Below is a block of records; reproduce all of them exactly and leave out any pictures.

§ **Task input**:
┏━━
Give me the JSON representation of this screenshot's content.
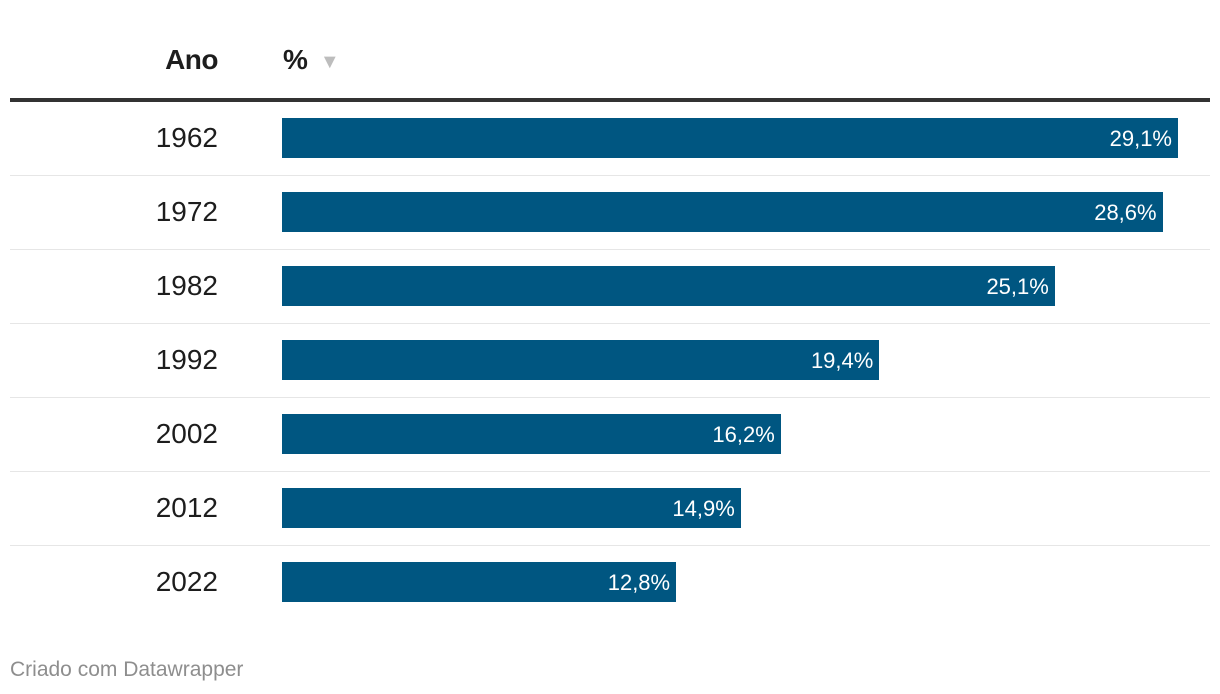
{
  "header": {
    "year_label": "Ano",
    "value_label": "%",
    "sort_icon": "▼"
  },
  "chart_data": {
    "type": "bar",
    "orientation": "horizontal",
    "categories": [
      "1962",
      "1972",
      "1982",
      "1992",
      "2002",
      "2012",
      "2022"
    ],
    "values": [
      29.1,
      28.6,
      25.1,
      19.4,
      16.2,
      14.9,
      12.8
    ],
    "value_labels": [
      "29,1%",
      "28,6%",
      "25,1%",
      "19,4%",
      "16,2%",
      "14,9%",
      "12,8%"
    ],
    "xlim": [
      0,
      29.1
    ],
    "bar_color": "#005681",
    "grid": false
  },
  "footer": {
    "credit": "Criado com Datawrapper"
  }
}
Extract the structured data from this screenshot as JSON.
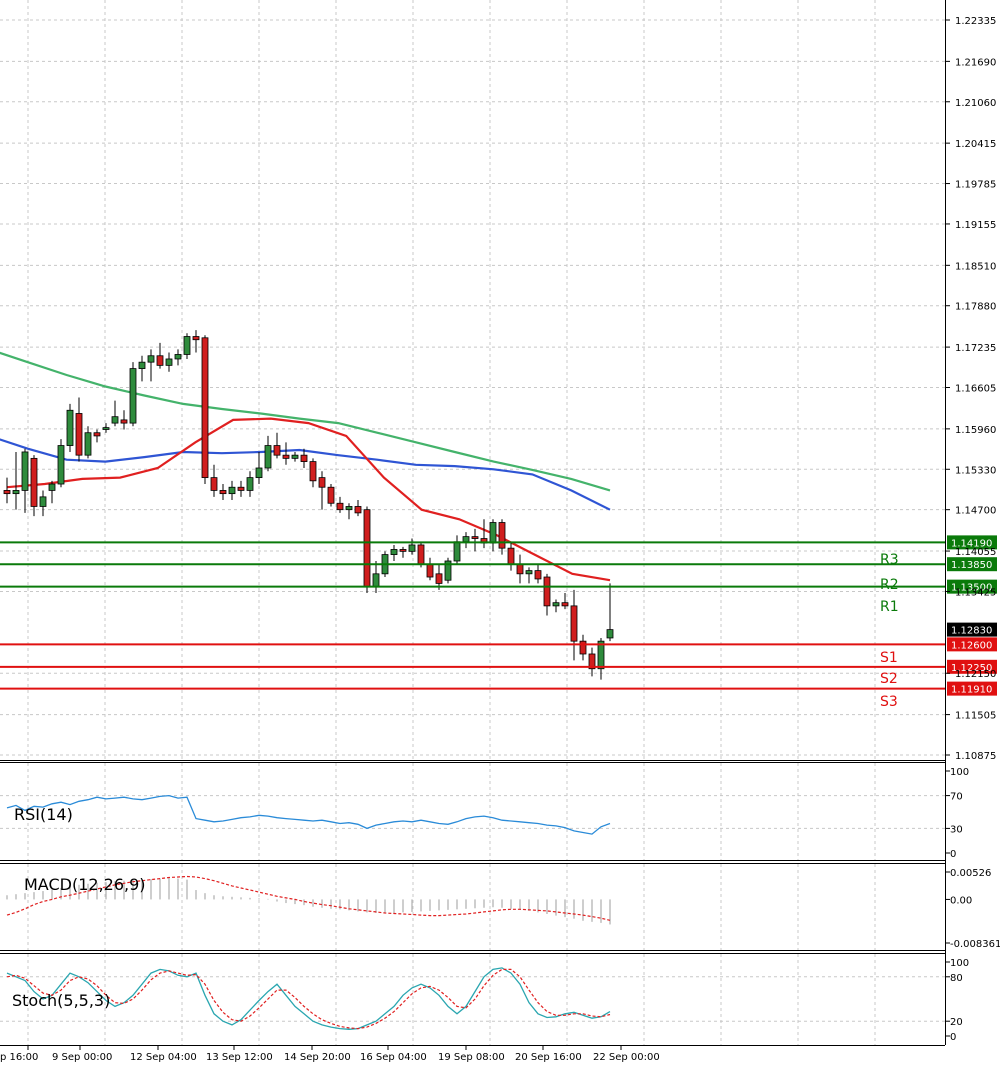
┗━━
§ **Solution below**:
Give me the JSON representation of this screenshot's content.
{
  "header": {
    "year_label": "Ano",
    "value_label": "%",
    "sort_icon": "▼"
  },
  "chart_data": {
    "type": "bar",
    "orientation": "horizontal",
    "categories": [
      "1962",
      "1972",
      "1982",
      "1992",
      "2002",
      "2012",
      "2022"
    ],
    "values": [
      29.1,
      28.6,
      25.1,
      19.4,
      16.2,
      14.9,
      12.8
    ],
    "value_labels": [
      "29,1%",
      "28,6%",
      "25,1%",
      "19,4%",
      "16,2%",
      "14,9%",
      "12,8%"
    ],
    "xlim": [
      0,
      29.1
    ],
    "bar_color": "#005681",
    "grid": false
  },
  "footer": {
    "credit": "Criado com Datawrapper"
  }
}
Extract the structured data from this screenshot as JSON.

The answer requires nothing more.